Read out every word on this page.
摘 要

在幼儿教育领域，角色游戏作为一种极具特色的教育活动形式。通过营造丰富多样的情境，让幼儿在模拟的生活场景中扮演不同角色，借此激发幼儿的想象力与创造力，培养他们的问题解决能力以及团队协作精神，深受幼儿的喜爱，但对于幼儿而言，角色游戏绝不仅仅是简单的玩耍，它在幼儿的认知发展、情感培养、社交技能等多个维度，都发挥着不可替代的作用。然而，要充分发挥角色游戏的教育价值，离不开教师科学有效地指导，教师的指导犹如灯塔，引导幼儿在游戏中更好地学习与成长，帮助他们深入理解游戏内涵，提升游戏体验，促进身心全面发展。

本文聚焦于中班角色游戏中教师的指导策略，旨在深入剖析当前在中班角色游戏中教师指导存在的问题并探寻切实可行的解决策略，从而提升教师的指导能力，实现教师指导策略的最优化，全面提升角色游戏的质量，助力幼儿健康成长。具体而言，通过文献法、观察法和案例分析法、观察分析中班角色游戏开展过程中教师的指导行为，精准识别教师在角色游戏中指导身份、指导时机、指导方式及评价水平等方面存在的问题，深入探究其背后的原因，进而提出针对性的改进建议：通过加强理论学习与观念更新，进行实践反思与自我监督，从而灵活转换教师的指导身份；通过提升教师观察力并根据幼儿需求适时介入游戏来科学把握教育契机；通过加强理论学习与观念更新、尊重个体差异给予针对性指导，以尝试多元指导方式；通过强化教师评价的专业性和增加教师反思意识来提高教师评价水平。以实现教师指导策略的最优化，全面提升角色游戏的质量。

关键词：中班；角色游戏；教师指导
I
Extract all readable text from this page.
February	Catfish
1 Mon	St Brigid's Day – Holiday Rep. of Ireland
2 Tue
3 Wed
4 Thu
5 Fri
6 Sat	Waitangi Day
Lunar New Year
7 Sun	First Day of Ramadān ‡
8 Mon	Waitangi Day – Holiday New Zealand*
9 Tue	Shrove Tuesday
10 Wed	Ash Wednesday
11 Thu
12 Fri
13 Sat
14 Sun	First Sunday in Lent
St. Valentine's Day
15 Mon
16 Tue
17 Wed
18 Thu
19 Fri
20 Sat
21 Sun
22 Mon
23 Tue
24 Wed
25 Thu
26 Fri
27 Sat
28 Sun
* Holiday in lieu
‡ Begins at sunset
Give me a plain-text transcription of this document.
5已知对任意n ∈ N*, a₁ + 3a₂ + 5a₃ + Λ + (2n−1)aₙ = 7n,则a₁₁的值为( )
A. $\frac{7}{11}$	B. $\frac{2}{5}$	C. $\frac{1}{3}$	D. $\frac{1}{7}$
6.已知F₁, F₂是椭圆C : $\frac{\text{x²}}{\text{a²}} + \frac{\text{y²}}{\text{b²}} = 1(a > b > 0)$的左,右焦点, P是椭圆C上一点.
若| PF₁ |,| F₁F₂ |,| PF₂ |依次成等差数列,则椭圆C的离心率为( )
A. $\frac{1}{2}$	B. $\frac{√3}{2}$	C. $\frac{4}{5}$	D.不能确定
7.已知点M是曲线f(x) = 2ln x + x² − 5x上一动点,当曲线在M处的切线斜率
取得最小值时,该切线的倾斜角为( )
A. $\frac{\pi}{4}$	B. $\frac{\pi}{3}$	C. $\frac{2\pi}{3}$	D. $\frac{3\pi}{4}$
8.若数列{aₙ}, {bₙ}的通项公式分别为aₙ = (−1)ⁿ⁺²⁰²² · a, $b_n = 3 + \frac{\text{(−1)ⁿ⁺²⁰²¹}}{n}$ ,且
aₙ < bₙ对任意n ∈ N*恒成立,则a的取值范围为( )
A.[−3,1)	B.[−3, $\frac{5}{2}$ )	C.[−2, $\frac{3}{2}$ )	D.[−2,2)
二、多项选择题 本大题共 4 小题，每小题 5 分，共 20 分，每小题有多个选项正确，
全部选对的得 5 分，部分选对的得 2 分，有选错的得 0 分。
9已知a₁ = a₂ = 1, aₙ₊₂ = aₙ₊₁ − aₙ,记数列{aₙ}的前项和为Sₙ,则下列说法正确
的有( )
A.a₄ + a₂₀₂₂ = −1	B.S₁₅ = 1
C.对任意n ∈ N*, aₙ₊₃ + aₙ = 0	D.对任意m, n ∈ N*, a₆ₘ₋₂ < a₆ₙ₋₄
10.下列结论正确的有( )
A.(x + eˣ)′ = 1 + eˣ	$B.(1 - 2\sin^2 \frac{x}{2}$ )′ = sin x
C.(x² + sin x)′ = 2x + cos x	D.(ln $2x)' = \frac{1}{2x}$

● ● ● ● ● ● ●

Task prompt: Reproduce the complete set of lines precisely as supplied.

Worked answer:
Read out every word on this page.
摘 要

在幼儿教育领域，角色游戏作为一种极具特色的教育活动形式。通过营造丰富多样的情境，让幼儿在模拟的生活场景中扮演不同角色，借此激发幼儿的想象力与创造力，培养他们的问题解决能力以及团队协作精神，深受幼儿的喜爱，但对于幼儿而言，角色游戏绝不仅仅是简单的玩耍，它在幼儿的认知发展、情感培养、社交技能等多个维度，都发挥着不可替代的作用。然而，要充分发挥角色游戏的教育价值，离不开教师科学有效地指导，教师的指导犹如灯塔，引导幼儿在游戏中更好地学习与成长，帮助他们深入理解游戏内涵，提升游戏体验，促进身心全面发展。

本文聚焦于中班角色游戏中教师的指导策略，旨在深入剖析当前在中班角色游戏中教师指导存在的问题并探寻切实可行的解决策略，从而提升教师的指导能力，实现教师指导策略的最优化，全面提升角色游戏的质量，助力幼儿健康成长。具体而言，通过文献法、观察法和案例分析法、观察分析中班角色游戏开展过程中教师的指导行为，精准识别教师在角色游戏中指导身份、指导时机、指导方式及评价水平等方面存在的问题，深入探究其背后的原因，进而提出针对性的改进建议：通过加强理论学习与观念更新，进行实践反思与自我监督，从而灵活转换教师的指导身份；通过提升教师观察力并根据幼儿需求适时介入游戏来科学把握教育契机；通过加强理论学习与观念更新、尊重个体差异给予针对性指导，以尝试多元指导方式；通过强化教师评价的专业性和增加教师反思意识来提高教师评价水平。以实现教师指导策略的最优化，全面提升角色游戏的质量。

关键词：中班；角色游戏；教师指导
I
Extract all readable text from this page.
February	Catfish
1 Mon	St Brigid's Day – Holiday Rep. of Ireland
2 Tue
3 Wed
4 Thu
5 Fri
6 Sat	Waitangi Day
Lunar New Year
7 Sun	First Day of Ramadān ‡
8 Mon	Waitangi Day – Holiday New Zealand*
9 Tue	Shrove Tuesday
10 Wed	Ash Wednesday
11 Thu
12 Fri
13 Sat
14 Sun	First Sunday in Lent
St. Valentine's Day
15 Mon
16 Tue
17 Wed
18 Thu
19 Fri
20 Sat
21 Sun
22 Mon
23 Tue
24 Wed
25 Thu
26 Fri
27 Sat
28 Sun
* Holiday in lieu
‡ Begins at sunset
Give me a plain-text transcription of this document.
5已知对任意n ∈ N*, a₁ + 3a₂ + 5a₃ + Λ + (2n−1)aₙ = 7n,则a₁₁的值为( )
A. $\frac{7}{11}$	B. $\frac{2}{5}$	C. $\frac{1}{3}$	D. $\frac{1}{7}$
6.已知F₁, F₂是椭圆C : $\frac{\text{x²}}{\text{a²}} + \frac{\text{y²}}{\text{b²}} = 1(a > b > 0)$的左,右焦点, P是椭圆C上一点.
若| PF₁ |,| F₁F₂ |,| PF₂ |依次成等差数列,则椭圆C的离心率为( )
A. $\frac{1}{2}$	B. $\frac{√3}{2}$	C. $\frac{4}{5}$	D.不能确定
7.已知点M是曲线f(x) = 2ln x + x² − 5x上一动点,当曲线在M处的切线斜率
取得最小值时,该切线的倾斜角为( )
A. $\frac{\pi}{4}$	B. $\frac{\pi}{3}$	C. $\frac{2\pi}{3}$	D. $\frac{3\pi}{4}$
8.若数列{aₙ}, {bₙ}的通项公式分别为aₙ = (−1)ⁿ⁺²⁰²² · a, $b_n = 3 + \frac{\text{(−1)ⁿ⁺²⁰²¹}}{n}$ ,且
aₙ < bₙ对任意n ∈ N*恒成立,则a的取值范围为( )
A.[−3,1)	B.[−3, $\frac{5}{2}$ )	C.[−2, $\frac{3}{2}$ )	D.[−2,2)
二、多项选择题 本大题共 4 小题，每小题 5 分，共 20 分，每小题有多个选项正确，
全部选对的得 5 分，部分选对的得 2 分，有选错的得 0 分。
9已知a₁ = a₂ = 1, aₙ₊₂ = aₙ₊₁ − aₙ,记数列{aₙ}的前项和为Sₙ,则下列说法正确
的有( )
A.a₄ + a₂₀₂₂ = −1	B.S₁₅ = 1
C.对任意n ∈ N*, aₙ₊₃ + aₙ = 0	D.对任意m, n ∈ N*, a₆ₘ₋₂ < a₆ₙ₋₄
10.下列结论正确的有( )
A.(x + eˣ)′ = 1 + eˣ	$B.(1 - 2\sin^2 \frac{x}{2}$ )′ = sin x
C.(x² + sin x)′ = 2x + cos x	D.(ln $2x)' = \frac{1}{2x}$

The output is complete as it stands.